▸ REQUEST: Restate each of the lines below word for word and drop every picture.

▸ Recorded data:
☆ ☆ ☆

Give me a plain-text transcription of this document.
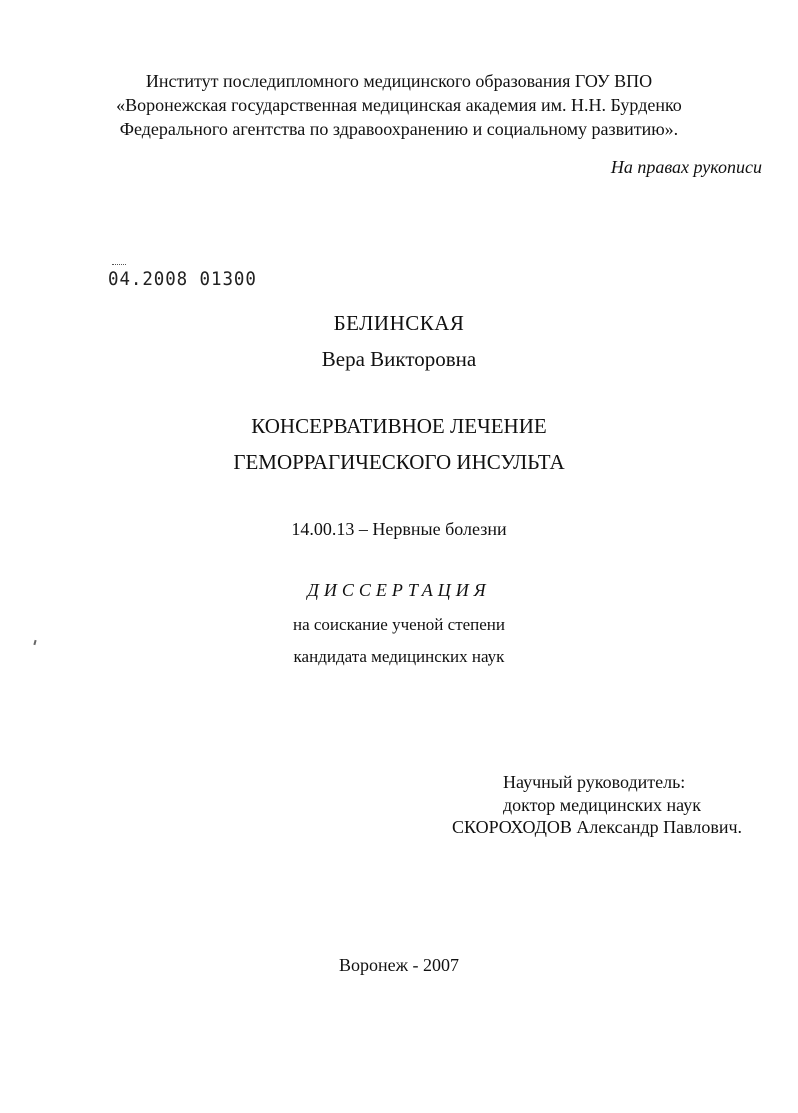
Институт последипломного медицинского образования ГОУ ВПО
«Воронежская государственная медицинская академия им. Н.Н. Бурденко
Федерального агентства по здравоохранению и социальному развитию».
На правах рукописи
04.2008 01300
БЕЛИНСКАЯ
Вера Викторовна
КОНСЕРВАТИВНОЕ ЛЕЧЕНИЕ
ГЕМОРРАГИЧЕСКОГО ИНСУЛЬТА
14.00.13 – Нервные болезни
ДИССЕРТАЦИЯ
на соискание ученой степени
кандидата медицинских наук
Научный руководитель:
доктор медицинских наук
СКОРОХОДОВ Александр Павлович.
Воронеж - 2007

☆ ☆ ☆

▸ CORRECT RESULT:
Give me a plain-text transcription of this document.
Институт последипломного медицинского образования ГОУ ВПО
«Воронежская государственная медицинская академия им. Н.Н. Бурденко
Федерального агентства по здравоохранению и социальному развитию».
На правах рукописи
04.2008 01300
БЕЛИНСКАЯ
Вера Викторовна
КОНСЕРВАТИВНОЕ ЛЕЧЕНИЕ
ГЕМОРРАГИЧЕСКОГО ИНСУЛЬТА
14.00.13 – Нервные болезни
ДИССЕРТАЦИЯ
на соискание ученой степени
кандидата медицинских наук
Научный руководитель:
доктор медицинских наук
СКОРОХОДОВ Александр Павлович.
Воронеж - 2007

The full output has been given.